- Problem: Output the material beneath exactly, leaving nothing out.

◆ ◆ ◆

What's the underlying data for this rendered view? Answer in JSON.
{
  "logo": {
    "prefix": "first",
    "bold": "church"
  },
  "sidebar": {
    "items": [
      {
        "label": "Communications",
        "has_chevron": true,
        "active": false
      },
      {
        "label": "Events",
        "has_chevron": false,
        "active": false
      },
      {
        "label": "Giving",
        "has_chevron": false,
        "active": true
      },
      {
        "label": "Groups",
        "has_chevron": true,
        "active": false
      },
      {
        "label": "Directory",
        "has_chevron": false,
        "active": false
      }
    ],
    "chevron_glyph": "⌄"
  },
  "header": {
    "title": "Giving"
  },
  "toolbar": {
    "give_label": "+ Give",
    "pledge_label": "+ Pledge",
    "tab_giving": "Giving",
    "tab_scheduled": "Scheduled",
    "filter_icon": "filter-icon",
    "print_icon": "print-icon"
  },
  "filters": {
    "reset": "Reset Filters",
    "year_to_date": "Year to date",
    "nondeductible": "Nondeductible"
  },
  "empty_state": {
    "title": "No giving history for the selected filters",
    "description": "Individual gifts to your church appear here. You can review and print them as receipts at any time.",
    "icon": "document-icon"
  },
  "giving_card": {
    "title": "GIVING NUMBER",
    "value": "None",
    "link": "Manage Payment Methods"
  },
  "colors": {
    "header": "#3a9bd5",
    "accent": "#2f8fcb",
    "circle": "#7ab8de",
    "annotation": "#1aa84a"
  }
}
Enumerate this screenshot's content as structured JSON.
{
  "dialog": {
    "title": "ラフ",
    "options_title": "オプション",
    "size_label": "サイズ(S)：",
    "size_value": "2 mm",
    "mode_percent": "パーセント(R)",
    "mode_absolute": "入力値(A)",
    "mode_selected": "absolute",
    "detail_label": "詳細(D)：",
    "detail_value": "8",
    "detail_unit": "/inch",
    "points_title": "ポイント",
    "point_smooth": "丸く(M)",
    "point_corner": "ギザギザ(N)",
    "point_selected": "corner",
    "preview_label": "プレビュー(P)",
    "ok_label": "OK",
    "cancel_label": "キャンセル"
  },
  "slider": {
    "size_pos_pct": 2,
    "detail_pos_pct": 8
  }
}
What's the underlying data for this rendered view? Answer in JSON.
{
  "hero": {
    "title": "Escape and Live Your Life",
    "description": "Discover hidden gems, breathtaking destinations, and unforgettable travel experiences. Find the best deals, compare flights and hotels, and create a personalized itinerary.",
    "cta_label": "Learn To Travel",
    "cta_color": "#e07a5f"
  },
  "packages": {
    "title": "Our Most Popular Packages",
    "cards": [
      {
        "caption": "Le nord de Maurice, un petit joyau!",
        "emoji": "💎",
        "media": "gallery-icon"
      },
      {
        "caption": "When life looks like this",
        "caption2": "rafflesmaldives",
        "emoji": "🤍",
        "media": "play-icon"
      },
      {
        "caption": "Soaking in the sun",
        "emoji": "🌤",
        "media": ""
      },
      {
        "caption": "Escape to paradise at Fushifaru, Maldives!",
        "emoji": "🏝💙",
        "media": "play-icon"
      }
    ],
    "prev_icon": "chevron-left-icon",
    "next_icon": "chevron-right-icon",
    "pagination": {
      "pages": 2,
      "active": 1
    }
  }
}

◆ ◆ ◆

- Task result:
What's the underlying data for this rendered view? Answer in JSON.
{
  "logo": {
    "prefix": "first",
    "bold": "church"
  },
  "sidebar": {
    "items": [
      {
        "label": "Communications",
        "has_chevron": true,
        "active": false
      },
      {
        "label": "Events",
        "has_chevron": false,
        "active": false
      },
      {
        "label": "Giving",
        "has_chevron": false,
        "active": true
      },
      {
        "label": "Groups",
        "has_chevron": true,
        "active": false
      },
      {
        "label": "Directory",
        "has_chevron": false,
        "active": false
      }
    ],
    "chevron_glyph": "⌄"
  },
  "header": {
    "title": "Giving"
  },
  "toolbar": {
    "give_label": "+ Give",
    "pledge_label": "+ Pledge",
    "tab_giving": "Giving",
    "tab_scheduled": "Scheduled",
    "filter_icon": "filter-icon",
    "print_icon": "print-icon"
  },
  "filters": {
    "reset": "Reset Filters",
    "year_to_date": "Year to date",
    "nondeductible": "Nondeductible"
  },
  "empty_state": {
    "title": "No giving history for the selected filters",
    "description": "Individual gifts to your church appear here. You can review and print them as receipts at any time.",
    "icon": "document-icon"
  },
  "giving_card": {
    "title": "GIVING NUMBER",
    "value": "None",
    "link": "Manage Payment Methods"
  },
  "colors": {
    "header": "#3a9bd5",
    "accent": "#2f8fcb",
    "circle": "#7ab8de",
    "annotation": "#1aa84a"
  }
}
Enumerate this screenshot's content as structured JSON.
{
  "dialog": {
    "title": "ラフ",
    "options_title": "オプション",
    "size_label": "サイズ(S)：",
    "size_value": "2 mm",
    "mode_percent": "パーセント(R)",
    "mode_absolute": "入力値(A)",
    "mode_selected": "absolute",
    "detail_label": "詳細(D)：",
    "detail_value": "8",
    "detail_unit": "/inch",
    "points_title": "ポイント",
    "point_smooth": "丸く(M)",
    "point_corner": "ギザギザ(N)",
    "point_selected": "corner",
    "preview_label": "プレビュー(P)",
    "ok_label": "OK",
    "cancel_label": "キャンセル"
  },
  "slider": {
    "size_pos_pct": 2,
    "detail_pos_pct": 8
  }
}
What's the underlying data for this rendered view? Answer in JSON.
{
  "hero": {
    "title": "Escape and Live Your Life",
    "description": "Discover hidden gems, breathtaking destinations, and unforgettable travel experiences. Find the best deals, compare flights and hotels, and create a personalized itinerary.",
    "cta_label": "Learn To Travel",
    "cta_color": "#e07a5f"
  },
  "packages": {
    "title": "Our Most Popular Packages",
    "cards": [
      {
        "caption": "Le nord de Maurice, un petit joyau!",
        "emoji": "💎",
        "media": "gallery-icon"
      },
      {
        "caption": "When life looks like this",
        "caption2": "rafflesmaldives",
        "emoji": "🤍",
        "media": "play-icon"
      },
      {
        "caption": "Soaking in the sun",
        "emoji": "🌤",
        "media": ""
      },
      {
        "caption": "Escape to paradise at Fushifaru, Maldives!",
        "emoji": "🏝💙",
        "media": "play-icon"
      }
    ],
    "prev_icon": "chevron-left-icon",
    "next_icon": "chevron-right-icon",
    "pagination": {
      "pages": 2,
      "active": 1
    }
  }
}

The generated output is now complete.